WHAT TO PRODUCE =>
Check every line of the entries for "provides", and copy the lines that hold it.

==== RECORDS SHOWN ====

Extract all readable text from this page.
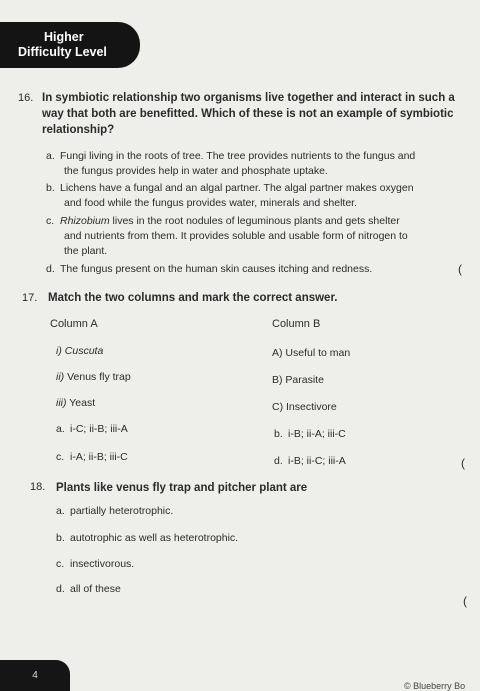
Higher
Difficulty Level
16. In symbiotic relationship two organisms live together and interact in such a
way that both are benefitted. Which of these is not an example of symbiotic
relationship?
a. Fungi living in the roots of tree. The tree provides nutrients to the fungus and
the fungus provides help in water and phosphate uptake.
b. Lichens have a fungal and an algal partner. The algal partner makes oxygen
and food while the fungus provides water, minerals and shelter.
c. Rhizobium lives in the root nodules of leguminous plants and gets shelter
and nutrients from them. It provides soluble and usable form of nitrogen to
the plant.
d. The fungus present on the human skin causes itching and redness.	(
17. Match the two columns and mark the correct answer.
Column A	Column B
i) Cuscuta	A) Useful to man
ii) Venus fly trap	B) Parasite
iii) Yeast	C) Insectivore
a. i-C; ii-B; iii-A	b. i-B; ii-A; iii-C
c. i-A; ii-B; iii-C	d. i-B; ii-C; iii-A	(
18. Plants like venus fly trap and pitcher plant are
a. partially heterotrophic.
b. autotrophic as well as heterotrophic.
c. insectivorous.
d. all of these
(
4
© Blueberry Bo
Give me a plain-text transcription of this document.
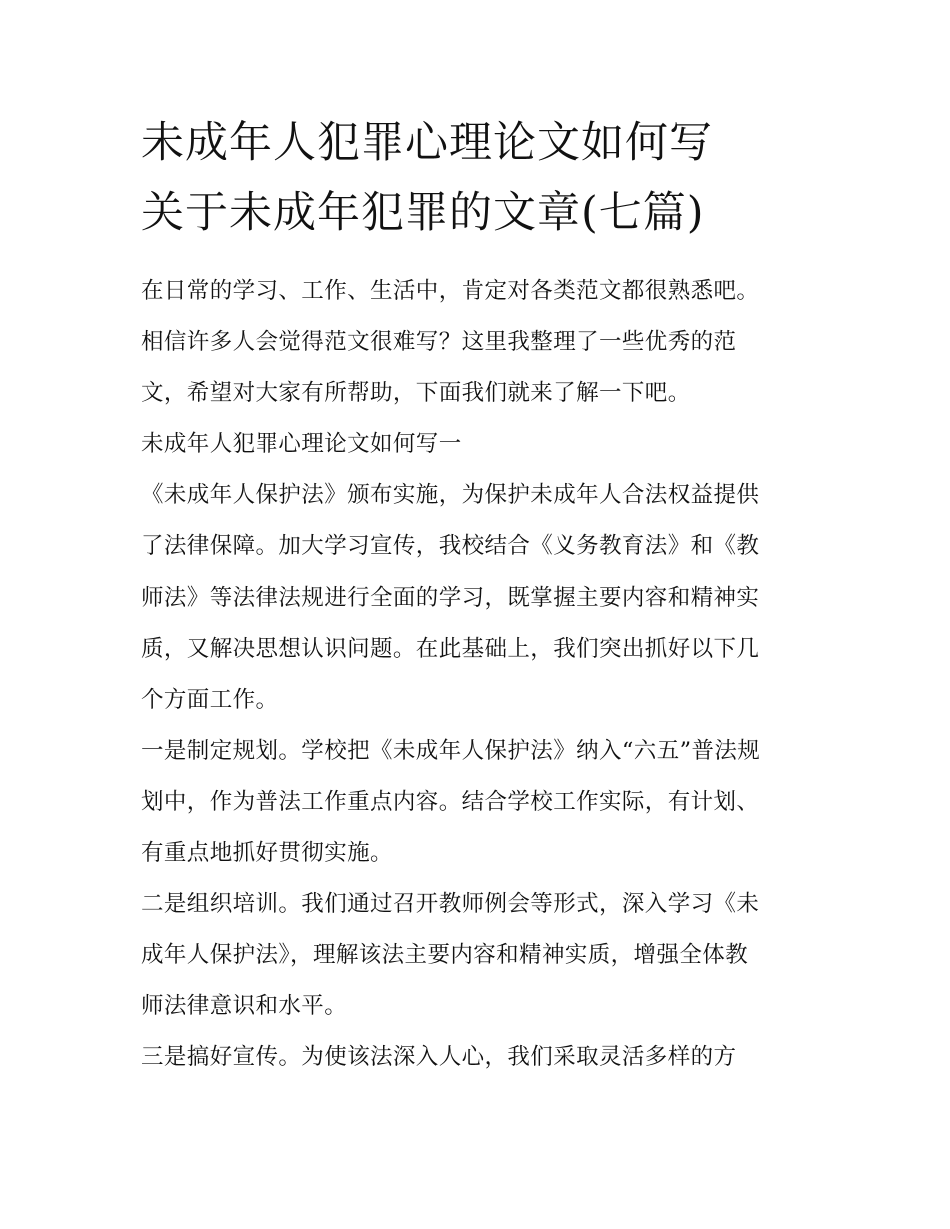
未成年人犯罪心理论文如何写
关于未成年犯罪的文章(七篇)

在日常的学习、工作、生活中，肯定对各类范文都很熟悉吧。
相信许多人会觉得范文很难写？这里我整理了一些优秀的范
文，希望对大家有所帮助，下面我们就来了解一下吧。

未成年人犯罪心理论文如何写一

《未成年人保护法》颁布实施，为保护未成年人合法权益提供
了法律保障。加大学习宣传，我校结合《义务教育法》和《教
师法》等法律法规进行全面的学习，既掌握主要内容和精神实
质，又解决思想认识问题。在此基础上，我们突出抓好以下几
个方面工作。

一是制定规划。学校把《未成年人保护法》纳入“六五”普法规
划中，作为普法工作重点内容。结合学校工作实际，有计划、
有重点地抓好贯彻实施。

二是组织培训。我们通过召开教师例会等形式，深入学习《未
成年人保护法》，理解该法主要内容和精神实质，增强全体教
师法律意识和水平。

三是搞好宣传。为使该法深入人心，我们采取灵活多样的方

====

SOLUTION TO THIS TASK =>
a. Fungi living in the roots of tree. The tree provides nutrients to the fungus and
the fungus provides help in water and phosphate uptake.
and food while the fungus provides water, minerals and shelter.
and nutrients from them. It provides soluble and usable form of nitrogen to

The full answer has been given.